■ **WHAT IS BEING ASKED**
Reproduce each line of the entries below word for word, with every character and number unchanged.

■ **DATA SUPPLIED**

▬▬▬▬▬▬

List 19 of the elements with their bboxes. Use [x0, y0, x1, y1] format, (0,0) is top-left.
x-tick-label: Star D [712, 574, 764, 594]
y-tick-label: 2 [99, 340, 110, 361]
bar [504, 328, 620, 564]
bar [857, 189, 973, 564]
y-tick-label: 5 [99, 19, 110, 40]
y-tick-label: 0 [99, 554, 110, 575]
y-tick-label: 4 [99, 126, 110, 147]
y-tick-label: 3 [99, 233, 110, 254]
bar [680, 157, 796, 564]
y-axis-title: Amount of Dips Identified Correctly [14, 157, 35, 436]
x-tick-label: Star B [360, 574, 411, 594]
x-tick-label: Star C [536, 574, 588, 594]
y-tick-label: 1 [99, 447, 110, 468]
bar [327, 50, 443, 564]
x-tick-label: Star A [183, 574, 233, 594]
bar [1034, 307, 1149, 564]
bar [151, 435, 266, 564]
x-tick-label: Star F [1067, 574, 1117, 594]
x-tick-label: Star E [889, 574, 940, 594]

▬▬▬▬▬▬

■ **REPLY**
List 19 of the elements with their bboxes. Use [x0, y0, x1, y1] format, (0,0) is top-left.
x-tick-label: Star D [712, 574, 764, 594]
y-tick-label: 2 [99, 340, 110, 361]
bar [504, 328, 620, 564]
bar [857, 189, 973, 564]
y-tick-label: 5 [99, 19, 110, 40]
y-tick-label: 0 [99, 554, 110, 575]
y-tick-label: 4 [99, 126, 110, 147]
y-tick-label: 3 [99, 233, 110, 254]
bar [680, 157, 796, 564]
y-axis-title: Amount of Dips Identified Correctly [14, 157, 35, 436]
x-tick-label: Star B [360, 574, 411, 594]
x-tick-label: Star C [536, 574, 588, 594]
y-tick-label: 1 [99, 447, 110, 468]
bar [327, 50, 443, 564]
x-tick-label: Star A [183, 574, 233, 594]
bar [1034, 307, 1149, 564]
bar [151, 435, 266, 564]
x-tick-label: Star F [1067, 574, 1117, 594]
x-tick-label: Star E [889, 574, 940, 594]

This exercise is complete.